WHAT TO DO:
Quote the data below in full, minus the images.

DATASET EXCERPTS:

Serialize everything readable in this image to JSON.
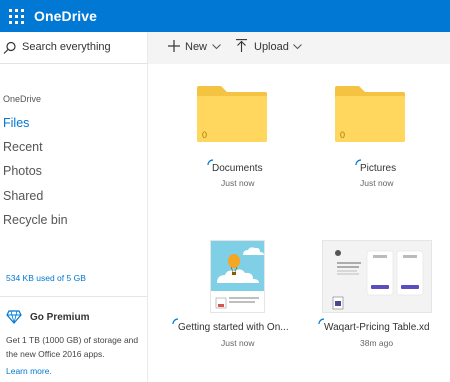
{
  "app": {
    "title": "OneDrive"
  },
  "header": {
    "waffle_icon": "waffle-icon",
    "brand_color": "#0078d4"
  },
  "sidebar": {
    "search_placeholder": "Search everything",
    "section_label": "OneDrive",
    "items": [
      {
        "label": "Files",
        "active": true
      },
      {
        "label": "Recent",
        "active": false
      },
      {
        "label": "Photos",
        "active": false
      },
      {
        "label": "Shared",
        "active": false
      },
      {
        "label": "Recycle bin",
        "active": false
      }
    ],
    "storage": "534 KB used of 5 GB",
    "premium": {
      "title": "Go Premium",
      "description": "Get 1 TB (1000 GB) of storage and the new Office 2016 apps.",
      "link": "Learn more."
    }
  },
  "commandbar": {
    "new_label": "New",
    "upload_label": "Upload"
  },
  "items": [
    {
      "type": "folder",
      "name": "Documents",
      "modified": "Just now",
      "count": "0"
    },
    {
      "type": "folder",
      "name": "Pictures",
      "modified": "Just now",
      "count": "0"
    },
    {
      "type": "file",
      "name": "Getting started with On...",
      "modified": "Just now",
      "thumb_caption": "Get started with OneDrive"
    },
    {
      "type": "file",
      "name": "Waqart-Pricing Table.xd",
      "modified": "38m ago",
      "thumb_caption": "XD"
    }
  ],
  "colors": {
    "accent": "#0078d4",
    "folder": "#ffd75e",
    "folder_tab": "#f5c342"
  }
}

RESULT FOR THIS EXERCISE:
Serialize everything readable in this image to JSON.
{
  "app": {
    "title": "OneDrive"
  },
  "header": {
    "waffle_icon": "waffle-icon",
    "brand_color": "#0078d4"
  },
  "sidebar": {
    "search_placeholder": "Search everything",
    "section_label": "OneDrive",
    "items": [
      {
        "label": "Files",
        "active": true
      },
      {
        "label": "Recent",
        "active": false
      },
      {
        "label": "Photos",
        "active": false
      },
      {
        "label": "Shared",
        "active": false
      },
      {
        "label": "Recycle bin",
        "active": false
      }
    ],
    "storage": "534 KB used of 5 GB",
    "premium": {
      "title": "Go Premium",
      "description": "Get 1 TB (1000 GB) of storage and the new Office 2016 apps.",
      "link": "Learn more."
    }
  },
  "commandbar": {
    "new_label": "New",
    "upload_label": "Upload"
  },
  "items": [
    {
      "type": "folder",
      "name": "Documents",
      "modified": "Just now",
      "count": "0"
    },
    {
      "type": "folder",
      "name": "Pictures",
      "modified": "Just now",
      "count": "0"
    },
    {
      "type": "file",
      "name": "Getting started with On...",
      "modified": "Just now",
      "thumb_caption": "Get started with OneDrive"
    },
    {
      "type": "file",
      "name": "Waqart-Pricing Table.xd",
      "modified": "38m ago",
      "thumb_caption": "XD"
    }
  ],
  "colors": {
    "accent": "#0078d4",
    "folder": "#ffd75e",
    "folder_tab": "#f5c342"
  }
}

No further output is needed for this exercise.